**Extrait:**
=====

Mais cette proposition sera sans nul doute au cœur de vives discussions au sein des comités de l’INAO. Pour désamorcer toute opposition de principe de la part d’autres bassins AOC, le syndicat bordelais précise d’emblée interdire tout recours aux « cépages des grandes régions viticoles définis dans la doctrine de l’INAO (type chardonnay, grenache, pinot noir, riesling, syrah…). À voir si le pari de la réduction des intrants phytosanitaires pourra faire infléchir la doctrine de l’INAO. « En trois ans, je n’ai eu à traiter que quatre fois mes parcelles de vignes résistantes. Soit une réduction de 80 % par rapport au témoin » témoigne ainsi le vigneron-expérimentateur Jérémy Ducourt.
« Il nous faut être intransigeants et irréprochables dans nos comportements sur nos parcelles, avec nos salariés et voisins » résume Bernard Farges. Se voulant rassurant dans son approche transparente du dossier phyto, il précise que cette exigence doit aussi s’appliquer aux services de l’Etat et aux firmes phytopharmaceutiques : « on ne peut pas accepter de n’avoir que des demandes. Aujourd’hui, nous voulons des avancées sur les cépages résistants. Et nous sommes dans le mur pour le dossier du port des Équipements de Protection Individuels. »

=====

[Enregistrements d'annotations spatiales]
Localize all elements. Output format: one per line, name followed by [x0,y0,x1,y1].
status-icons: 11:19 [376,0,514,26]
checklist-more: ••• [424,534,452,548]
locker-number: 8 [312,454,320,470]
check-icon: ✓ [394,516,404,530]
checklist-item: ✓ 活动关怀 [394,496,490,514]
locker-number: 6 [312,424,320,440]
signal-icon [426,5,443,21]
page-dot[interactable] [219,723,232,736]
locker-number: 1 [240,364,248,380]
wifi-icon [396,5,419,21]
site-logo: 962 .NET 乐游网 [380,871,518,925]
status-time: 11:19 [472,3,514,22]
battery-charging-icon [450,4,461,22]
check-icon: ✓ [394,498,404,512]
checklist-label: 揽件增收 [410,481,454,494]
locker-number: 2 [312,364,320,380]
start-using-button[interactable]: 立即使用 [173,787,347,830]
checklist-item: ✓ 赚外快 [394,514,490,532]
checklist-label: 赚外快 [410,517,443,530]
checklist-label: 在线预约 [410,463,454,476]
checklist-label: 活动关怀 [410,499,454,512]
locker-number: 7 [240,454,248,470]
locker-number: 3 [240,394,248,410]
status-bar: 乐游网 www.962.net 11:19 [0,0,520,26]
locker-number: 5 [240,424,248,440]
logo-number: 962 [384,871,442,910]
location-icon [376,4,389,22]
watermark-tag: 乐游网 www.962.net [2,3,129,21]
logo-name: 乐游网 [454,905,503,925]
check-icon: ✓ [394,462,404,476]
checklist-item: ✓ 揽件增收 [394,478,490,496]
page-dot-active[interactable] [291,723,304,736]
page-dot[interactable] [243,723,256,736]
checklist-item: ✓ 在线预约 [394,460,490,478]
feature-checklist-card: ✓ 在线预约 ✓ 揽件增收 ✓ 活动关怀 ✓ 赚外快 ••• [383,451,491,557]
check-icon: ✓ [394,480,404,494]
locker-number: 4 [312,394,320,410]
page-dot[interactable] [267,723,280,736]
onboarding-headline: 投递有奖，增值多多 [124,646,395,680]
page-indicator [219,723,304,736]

=====

Prolongez l'extrait sur les cépages résistants dans le vignoble bordelais en reprenant juste après sa dernière phrase. Les entrées ne servent pas ici.

**Réponse:**
Malgré un accueil engageant du ministère de l’Agriculture aux demandes de la filière, le port obligatoire des EPI au-delà des délais de rentrée est toujours d’actualité, au mépris de la faisabilité. « Si des produits sont dangereux au point qu’il faille porter des EPI, il faut les retirer du marché » tranche Bernard Farges. Désormais, les actions de la filière vont se focaliser sur l’Association Nationale de la Sécurité Sanitaire (ANSES), en charge des Autorisations de Mise sur le Marché (AMM).